# TEXT PASSAGE
[start]

When you are dealing with massive collections of data, it is imperative to analyze the data in place. Our idea was to use mathematical "handles" to the data to arrange "views" into massive file stores and point out relationships among data objects. There is no need to manage anything but data descriptions until a reviewer, analyst, or administrator wishes to move the data from one storage location to another or convert the data from one format to another. Using our approach, the user is able to see every server (including SharePoint servers) in the enterprise through a "single pane of glass"; identify what data is relevant to a legal matter, compliance audit, or FDA submission; then collect that data with the click of a mouse. This approach solves the location complexity-problem for legal hold, FDA submission projects, and compliance auditing, etc.

To overcome the third major challenge, format complexity, the user must be able to convert data into useful formats from a single console. If a user has relevant legal documents in Lotus Notes, or outdated formats like WordPerfect, their solution must enable them to convert these files to plain text; PDF format or HTML. The Digital Reef platform allows data to be easily converted into useful formats so that it can be managed.

[end]

# GIVEN DATA
[start]

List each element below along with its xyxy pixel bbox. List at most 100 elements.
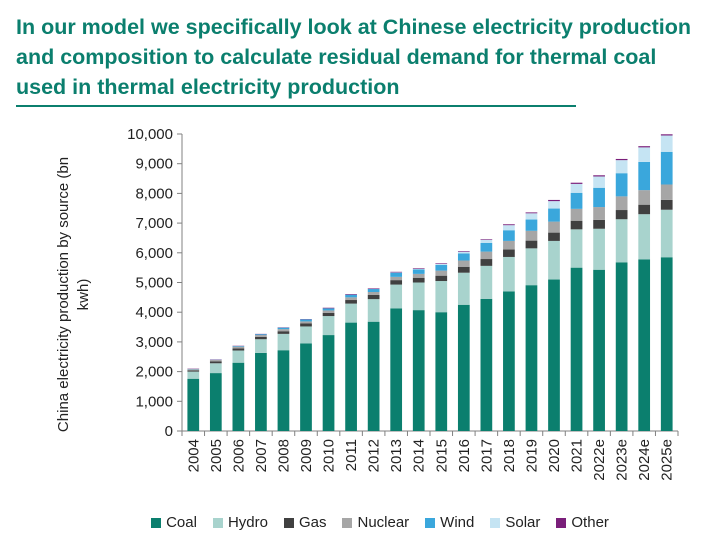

[end]

# AIM 1
In the text on managing massive data stores, into which formats must a solution be able to convert files from Lotus Notes or WordPerfect?
# AIM 2
Continue the text on managing massive data stores after its final sentence.

# FINAL ANSWER 1
Plain text, PDF, or HTML.

# FINAL ANSWER 2
All of the functionality discussed above represents what we believe to be the "must haves" in a platform for addressing the management of unstructured data. Unless every data object can be identified by its relationship to other data objects (as we do with our similarity engine); too much human review time is required to make sense of large piles of data. Our research tells us that most enterprises don't feel that it is possible to manage unstructured data today, because it is a very difficult problem to solve and they have never seen a single platform capable of performing the functions described above. Obviously, as you can see from the descriptions of the Digital Reef platform, we feel that we have accomplished just that.

In short, we make data actionable --which is what other platforms do not accomplish. I will be talking more about this in future blog posts. This post has gotten a bit lengthy, but it's a complicated subject area. Hopefully, I've met my goal of providing an in-depth look at the challenges of unstructured data management as well as the thinking behind the Digital Reef approach.